* _AVAILABLE DATA_:
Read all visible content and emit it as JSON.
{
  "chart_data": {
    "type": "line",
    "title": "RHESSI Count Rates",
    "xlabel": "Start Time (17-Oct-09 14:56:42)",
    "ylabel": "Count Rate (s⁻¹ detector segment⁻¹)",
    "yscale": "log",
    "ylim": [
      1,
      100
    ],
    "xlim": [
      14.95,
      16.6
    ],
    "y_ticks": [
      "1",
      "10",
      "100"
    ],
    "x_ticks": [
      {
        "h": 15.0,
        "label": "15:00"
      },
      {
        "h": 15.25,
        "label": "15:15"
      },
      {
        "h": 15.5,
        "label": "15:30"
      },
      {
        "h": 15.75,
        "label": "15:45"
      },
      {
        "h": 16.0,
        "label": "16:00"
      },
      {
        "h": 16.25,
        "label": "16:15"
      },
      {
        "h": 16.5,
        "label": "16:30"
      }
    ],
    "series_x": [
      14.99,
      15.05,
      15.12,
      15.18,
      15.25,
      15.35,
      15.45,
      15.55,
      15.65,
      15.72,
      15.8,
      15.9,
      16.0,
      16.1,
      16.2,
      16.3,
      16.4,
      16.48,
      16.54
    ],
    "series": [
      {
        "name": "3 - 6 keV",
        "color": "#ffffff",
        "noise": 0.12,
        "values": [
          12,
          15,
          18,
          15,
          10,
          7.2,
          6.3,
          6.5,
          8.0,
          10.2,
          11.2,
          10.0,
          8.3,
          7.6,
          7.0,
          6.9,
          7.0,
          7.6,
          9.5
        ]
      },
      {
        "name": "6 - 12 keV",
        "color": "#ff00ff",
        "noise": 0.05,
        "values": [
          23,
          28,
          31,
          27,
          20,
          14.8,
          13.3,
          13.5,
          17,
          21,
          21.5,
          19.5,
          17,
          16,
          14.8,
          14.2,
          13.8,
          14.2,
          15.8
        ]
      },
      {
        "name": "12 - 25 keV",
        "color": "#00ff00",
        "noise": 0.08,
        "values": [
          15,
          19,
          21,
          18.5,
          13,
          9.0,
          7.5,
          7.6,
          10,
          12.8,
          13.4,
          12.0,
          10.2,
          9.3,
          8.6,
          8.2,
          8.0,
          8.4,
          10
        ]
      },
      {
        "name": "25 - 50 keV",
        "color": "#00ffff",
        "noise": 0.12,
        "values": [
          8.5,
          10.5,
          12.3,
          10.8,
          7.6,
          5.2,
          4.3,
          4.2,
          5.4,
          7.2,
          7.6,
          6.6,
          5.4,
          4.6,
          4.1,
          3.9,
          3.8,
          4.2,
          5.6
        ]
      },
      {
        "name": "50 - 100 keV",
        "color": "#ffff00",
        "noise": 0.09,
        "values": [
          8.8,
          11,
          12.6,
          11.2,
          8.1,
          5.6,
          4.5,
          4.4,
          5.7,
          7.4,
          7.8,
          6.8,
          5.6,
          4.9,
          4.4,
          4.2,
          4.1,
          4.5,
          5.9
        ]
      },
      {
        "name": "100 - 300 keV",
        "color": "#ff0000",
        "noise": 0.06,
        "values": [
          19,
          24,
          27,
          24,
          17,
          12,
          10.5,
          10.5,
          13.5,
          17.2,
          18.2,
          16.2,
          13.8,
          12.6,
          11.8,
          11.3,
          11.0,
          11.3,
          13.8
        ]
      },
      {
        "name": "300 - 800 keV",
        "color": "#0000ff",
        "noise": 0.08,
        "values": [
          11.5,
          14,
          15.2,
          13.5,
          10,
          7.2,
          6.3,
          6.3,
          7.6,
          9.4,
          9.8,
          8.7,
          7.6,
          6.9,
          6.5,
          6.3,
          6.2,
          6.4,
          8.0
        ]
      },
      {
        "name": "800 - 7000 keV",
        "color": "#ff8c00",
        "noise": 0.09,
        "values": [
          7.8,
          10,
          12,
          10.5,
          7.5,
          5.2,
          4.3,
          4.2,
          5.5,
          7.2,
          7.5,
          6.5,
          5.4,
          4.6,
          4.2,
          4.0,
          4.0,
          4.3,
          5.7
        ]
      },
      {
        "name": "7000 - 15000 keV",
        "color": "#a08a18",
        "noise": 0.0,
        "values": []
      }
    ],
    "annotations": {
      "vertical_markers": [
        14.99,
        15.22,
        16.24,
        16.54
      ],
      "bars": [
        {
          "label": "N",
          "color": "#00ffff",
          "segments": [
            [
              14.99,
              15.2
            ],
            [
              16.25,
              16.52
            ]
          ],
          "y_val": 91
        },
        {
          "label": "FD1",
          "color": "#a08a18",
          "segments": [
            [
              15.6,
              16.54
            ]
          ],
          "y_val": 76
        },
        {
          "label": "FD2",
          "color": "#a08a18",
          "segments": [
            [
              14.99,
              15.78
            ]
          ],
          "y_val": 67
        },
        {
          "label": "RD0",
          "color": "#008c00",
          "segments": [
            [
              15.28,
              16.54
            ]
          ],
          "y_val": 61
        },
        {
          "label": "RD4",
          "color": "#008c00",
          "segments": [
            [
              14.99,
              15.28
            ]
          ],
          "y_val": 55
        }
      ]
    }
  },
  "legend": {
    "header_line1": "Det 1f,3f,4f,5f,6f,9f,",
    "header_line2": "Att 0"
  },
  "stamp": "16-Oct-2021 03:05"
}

* _YOUR INSTRUCTIONS_: Reproduce the full listing above, character for character.

* _WRITTEN REPLY_:
Read all visible content and emit it as JSON.
{
  "chart_data": {
    "type": "line",
    "title": "RHESSI Count Rates",
    "xlabel": "Start Time (17-Oct-09 14:56:42)",
    "ylabel": "Count Rate (s⁻¹ detector segment⁻¹)",
    "yscale": "log",
    "ylim": [
      1,
      100
    ],
    "xlim": [
      14.95,
      16.6
    ],
    "y_ticks": [
      "1",
      "10",
      "100"
    ],
    "x_ticks": [
      {
        "h": 15.0,
        "label": "15:00"
      },
      {
        "h": 15.25,
        "label": "15:15"
      },
      {
        "h": 15.5,
        "label": "15:30"
      },
      {
        "h": 15.75,
        "label": "15:45"
      },
      {
        "h": 16.0,
        "label": "16:00"
      },
      {
        "h": 16.25,
        "label": "16:15"
      },
      {
        "h": 16.5,
        "label": "16:30"
      }
    ],
    "series_x": [
      14.99,
      15.05,
      15.12,
      15.18,
      15.25,
      15.35,
      15.45,
      15.55,
      15.65,
      15.72,
      15.8,
      15.9,
      16.0,
      16.1,
      16.2,
      16.3,
      16.4,
      16.48,
      16.54
    ],
    "series": [
      {
        "name": "3 - 6 keV",
        "color": "#ffffff",
        "noise": 0.12,
        "values": [
          12,
          15,
          18,
          15,
          10,
          7.2,
          6.3,
          6.5,
          8.0,
          10.2,
          11.2,
          10.0,
          8.3,
          7.6,
          7.0,
          6.9,
          7.0,
          7.6,
          9.5
        ]
      },
      {
        "name": "6 - 12 keV",
        "color": "#ff00ff",
        "noise": 0.05,
        "values": [
          23,
          28,
          31,
          27,
          20,
          14.8,
          13.3,
          13.5,
          17,
          21,
          21.5,
          19.5,
          17,
          16,
          14.8,
          14.2,
          13.8,
          14.2,
          15.8
        ]
      },
      {
        "name": "12 - 25 keV",
        "color": "#00ff00",
        "noise": 0.08,
        "values": [
          15,
          19,
          21,
          18.5,
          13,
          9.0,
          7.5,
          7.6,
          10,
          12.8,
          13.4,
          12.0,
          10.2,
          9.3,
          8.6,
          8.2,
          8.0,
          8.4,
          10
        ]
      },
      {
        "name": "25 - 50 keV",
        "color": "#00ffff",
        "noise": 0.12,
        "values": [
          8.5,
          10.5,
          12.3,
          10.8,
          7.6,
          5.2,
          4.3,
          4.2,
          5.4,
          7.2,
          7.6,
          6.6,
          5.4,
          4.6,
          4.1,
          3.9,
          3.8,
          4.2,
          5.6
        ]
      },
      {
        "name": "50 - 100 keV",
        "color": "#ffff00",
        "noise": 0.09,
        "values": [
          8.8,
          11,
          12.6,
          11.2,
          8.1,
          5.6,
          4.5,
          4.4,
          5.7,
          7.4,
          7.8,
          6.8,
          5.6,
          4.9,
          4.4,
          4.2,
          4.1,
          4.5,
          5.9
        ]
      },
      {
        "name": "100 - 300 keV",
        "color": "#ff0000",
        "noise": 0.06,
        "values": [
          19,
          24,
          27,
          24,
          17,
          12,
          10.5,
          10.5,
          13.5,
          17.2,
          18.2,
          16.2,
          13.8,
          12.6,
          11.8,
          11.3,
          11.0,
          11.3,
          13.8
        ]
      },
      {
        "name": "300 - 800 keV",
        "color": "#0000ff",
        "noise": 0.08,
        "values": [
          11.5,
          14,
          15.2,
          13.5,
          10,
          7.2,
          6.3,
          6.3,
          7.6,
          9.4,
          9.8,
          8.7,
          7.6,
          6.9,
          6.5,
          6.3,
          6.2,
          6.4,
          8.0
        ]
      },
      {
        "name": "800 - 7000 keV",
        "color": "#ff8c00",
        "noise": 0.09,
        "values": [
          7.8,
          10,
          12,
          10.5,
          7.5,
          5.2,
          4.3,
          4.2,
          5.5,
          7.2,
          7.5,
          6.5,
          5.4,
          4.6,
          4.2,
          4.0,
          4.0,
          4.3,
          5.7
        ]
      },
      {
        "name": "7000 - 15000 keV",
        "color": "#a08a18",
        "noise": 0.0,
        "values": []
      }
    ],
    "annotations": {
      "vertical_markers": [
        14.99,
        15.22,
        16.24,
        16.54
      ],
      "bars": [
        {
          "label": "N",
          "color": "#00ffff",
          "segments": [
            [
              14.99,
              15.2
            ],
            [
              16.25,
              16.52
            ]
          ],
          "y_val": 91
        },
        {
          "label": "FD1",
          "color": "#a08a18",
          "segments": [
            [
              15.6,
              16.54
            ]
          ],
          "y_val": 76
        },
        {
          "label": "FD2",
          "color": "#a08a18",
          "segments": [
            [
              14.99,
              15.78
            ]
          ],
          "y_val": 67
        },
        {
          "label": "RD0",
          "color": "#008c00",
          "segments": [
            [
              15.28,
              16.54
            ]
          ],
          "y_val": 61
        },
        {
          "label": "RD4",
          "color": "#008c00",
          "segments": [
            [
              14.99,
              15.28
            ]
          ],
          "y_val": 55
        }
      ]
    }
  },
  "legend": {
    "header_line1": "Det 1f,3f,4f,5f,6f,9f,",
    "header_line2": "Att 0"
  },
  "stamp": "16-Oct-2021 03:05"
}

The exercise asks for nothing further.